### Work to be completed
Count the lines below that contain "article". Give only the number.

### Data supplied
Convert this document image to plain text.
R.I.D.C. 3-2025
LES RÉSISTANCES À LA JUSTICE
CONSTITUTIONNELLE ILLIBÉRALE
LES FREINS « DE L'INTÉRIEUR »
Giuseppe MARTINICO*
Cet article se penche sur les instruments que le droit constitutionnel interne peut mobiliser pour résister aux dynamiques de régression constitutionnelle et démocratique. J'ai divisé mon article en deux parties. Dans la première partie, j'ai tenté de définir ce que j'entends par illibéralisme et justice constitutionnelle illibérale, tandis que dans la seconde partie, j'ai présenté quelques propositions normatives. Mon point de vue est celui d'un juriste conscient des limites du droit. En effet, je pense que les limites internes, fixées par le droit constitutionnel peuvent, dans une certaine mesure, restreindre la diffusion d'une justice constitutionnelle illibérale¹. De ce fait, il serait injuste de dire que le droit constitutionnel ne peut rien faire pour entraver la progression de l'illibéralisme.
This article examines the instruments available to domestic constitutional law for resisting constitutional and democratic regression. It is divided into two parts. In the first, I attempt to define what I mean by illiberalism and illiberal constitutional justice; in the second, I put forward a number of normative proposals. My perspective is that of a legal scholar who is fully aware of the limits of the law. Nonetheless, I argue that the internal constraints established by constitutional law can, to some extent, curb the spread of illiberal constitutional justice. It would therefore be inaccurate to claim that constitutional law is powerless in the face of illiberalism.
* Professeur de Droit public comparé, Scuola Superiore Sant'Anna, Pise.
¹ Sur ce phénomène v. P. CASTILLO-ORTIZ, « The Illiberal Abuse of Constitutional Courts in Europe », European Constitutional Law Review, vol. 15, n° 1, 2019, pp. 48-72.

### Full output
2